— START —

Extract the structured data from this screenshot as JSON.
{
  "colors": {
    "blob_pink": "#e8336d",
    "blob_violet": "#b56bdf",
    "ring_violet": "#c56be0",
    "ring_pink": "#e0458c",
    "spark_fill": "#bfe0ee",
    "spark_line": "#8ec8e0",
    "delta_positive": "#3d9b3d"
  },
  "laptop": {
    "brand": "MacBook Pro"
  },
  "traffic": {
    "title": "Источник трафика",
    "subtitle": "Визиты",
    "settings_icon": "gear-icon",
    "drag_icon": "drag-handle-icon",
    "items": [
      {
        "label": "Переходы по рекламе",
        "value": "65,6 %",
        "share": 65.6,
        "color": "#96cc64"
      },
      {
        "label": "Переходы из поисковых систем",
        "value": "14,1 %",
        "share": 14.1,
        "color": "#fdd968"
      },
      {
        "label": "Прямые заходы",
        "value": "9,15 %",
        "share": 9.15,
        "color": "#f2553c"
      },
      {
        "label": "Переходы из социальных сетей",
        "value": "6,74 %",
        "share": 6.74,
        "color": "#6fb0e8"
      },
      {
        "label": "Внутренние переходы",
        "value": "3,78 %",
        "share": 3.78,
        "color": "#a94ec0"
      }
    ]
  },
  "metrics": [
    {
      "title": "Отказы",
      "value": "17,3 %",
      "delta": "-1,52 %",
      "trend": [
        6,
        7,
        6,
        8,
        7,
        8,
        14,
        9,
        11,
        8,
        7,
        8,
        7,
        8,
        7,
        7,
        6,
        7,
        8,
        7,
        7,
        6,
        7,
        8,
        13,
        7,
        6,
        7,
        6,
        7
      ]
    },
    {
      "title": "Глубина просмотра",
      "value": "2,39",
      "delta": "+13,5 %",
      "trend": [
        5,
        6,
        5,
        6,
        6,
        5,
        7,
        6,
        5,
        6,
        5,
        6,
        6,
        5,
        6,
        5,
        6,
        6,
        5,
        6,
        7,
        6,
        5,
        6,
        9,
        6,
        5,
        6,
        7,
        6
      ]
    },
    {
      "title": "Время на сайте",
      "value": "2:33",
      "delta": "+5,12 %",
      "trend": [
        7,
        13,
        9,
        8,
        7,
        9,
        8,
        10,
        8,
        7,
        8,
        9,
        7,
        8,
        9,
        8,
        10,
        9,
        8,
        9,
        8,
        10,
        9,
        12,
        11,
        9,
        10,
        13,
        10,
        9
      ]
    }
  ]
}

— END —
— START —

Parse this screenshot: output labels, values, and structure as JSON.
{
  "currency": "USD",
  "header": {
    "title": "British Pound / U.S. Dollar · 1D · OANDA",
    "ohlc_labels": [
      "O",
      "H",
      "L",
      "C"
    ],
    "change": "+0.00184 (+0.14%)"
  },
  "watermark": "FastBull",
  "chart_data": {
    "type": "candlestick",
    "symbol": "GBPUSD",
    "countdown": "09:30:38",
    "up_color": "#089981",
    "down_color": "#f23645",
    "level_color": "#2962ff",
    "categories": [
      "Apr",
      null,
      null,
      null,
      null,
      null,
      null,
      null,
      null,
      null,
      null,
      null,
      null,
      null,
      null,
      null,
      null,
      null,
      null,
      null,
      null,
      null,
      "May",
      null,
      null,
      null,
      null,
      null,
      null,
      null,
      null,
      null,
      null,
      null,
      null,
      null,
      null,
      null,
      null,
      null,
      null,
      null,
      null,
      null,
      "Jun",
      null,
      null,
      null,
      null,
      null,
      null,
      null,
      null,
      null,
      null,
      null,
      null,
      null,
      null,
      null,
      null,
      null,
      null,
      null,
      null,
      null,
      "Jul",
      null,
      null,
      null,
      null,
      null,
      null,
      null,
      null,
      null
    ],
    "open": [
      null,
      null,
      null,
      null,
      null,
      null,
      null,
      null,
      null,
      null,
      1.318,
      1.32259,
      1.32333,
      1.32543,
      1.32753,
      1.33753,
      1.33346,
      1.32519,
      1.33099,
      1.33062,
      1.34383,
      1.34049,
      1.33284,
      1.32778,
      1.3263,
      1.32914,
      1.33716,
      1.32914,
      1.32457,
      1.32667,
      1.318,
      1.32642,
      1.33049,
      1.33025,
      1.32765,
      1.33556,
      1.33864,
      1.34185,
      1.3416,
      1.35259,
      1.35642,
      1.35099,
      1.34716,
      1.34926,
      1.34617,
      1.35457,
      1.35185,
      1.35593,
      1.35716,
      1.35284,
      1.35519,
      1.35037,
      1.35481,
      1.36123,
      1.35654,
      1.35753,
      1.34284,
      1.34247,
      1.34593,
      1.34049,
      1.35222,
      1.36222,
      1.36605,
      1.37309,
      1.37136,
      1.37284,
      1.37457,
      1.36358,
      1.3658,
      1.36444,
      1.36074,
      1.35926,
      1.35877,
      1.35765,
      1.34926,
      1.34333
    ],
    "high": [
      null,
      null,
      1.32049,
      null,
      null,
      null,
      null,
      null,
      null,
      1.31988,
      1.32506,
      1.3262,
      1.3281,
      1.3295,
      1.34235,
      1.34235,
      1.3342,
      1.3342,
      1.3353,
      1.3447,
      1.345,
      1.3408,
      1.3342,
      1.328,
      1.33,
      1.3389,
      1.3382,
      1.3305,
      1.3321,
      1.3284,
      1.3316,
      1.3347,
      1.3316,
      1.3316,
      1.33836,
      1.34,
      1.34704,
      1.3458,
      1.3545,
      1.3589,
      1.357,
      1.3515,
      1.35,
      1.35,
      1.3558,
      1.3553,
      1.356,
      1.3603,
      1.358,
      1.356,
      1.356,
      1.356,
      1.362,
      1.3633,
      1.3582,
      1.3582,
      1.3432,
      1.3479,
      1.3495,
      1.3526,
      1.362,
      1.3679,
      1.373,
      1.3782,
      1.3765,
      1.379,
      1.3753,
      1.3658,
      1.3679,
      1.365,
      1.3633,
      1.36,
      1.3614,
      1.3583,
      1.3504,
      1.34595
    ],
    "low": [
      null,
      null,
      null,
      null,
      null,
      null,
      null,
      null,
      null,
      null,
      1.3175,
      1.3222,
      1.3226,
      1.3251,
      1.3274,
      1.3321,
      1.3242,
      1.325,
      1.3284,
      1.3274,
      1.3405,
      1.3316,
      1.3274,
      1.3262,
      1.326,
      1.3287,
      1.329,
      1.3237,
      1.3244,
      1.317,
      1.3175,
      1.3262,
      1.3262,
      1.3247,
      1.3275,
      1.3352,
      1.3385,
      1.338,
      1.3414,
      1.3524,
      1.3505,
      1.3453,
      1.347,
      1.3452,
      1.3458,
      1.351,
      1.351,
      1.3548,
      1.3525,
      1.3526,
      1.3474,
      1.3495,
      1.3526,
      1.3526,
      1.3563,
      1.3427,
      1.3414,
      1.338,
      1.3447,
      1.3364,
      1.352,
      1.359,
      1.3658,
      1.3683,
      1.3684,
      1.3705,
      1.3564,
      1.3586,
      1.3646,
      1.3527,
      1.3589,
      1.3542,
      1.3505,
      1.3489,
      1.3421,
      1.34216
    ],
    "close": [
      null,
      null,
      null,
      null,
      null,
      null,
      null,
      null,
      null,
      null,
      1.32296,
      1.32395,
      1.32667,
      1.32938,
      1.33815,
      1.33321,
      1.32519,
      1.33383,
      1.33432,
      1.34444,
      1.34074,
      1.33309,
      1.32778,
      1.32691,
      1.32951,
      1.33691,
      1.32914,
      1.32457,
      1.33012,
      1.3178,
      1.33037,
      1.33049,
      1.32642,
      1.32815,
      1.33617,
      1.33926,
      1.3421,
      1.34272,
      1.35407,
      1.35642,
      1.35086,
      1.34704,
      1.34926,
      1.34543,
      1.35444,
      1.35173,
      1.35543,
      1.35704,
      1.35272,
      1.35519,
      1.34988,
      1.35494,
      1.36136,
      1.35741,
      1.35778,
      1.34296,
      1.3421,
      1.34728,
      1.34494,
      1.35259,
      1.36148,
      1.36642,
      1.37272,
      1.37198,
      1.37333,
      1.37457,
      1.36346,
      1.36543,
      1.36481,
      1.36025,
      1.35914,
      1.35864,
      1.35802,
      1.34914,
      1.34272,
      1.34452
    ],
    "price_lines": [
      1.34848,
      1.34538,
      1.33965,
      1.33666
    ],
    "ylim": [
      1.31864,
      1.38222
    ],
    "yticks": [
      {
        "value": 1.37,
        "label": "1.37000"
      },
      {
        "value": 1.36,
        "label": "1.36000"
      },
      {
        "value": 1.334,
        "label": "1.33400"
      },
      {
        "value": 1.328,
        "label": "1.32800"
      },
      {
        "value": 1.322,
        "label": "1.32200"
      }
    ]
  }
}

— END —

◆ Stated task ◆
Gather all lines where the word "JSON" appears.

◆ Final result ◆
Extract the structured data from this screenshot as JSON.
Parse this screenshot: output labels, values, and structure as JSON.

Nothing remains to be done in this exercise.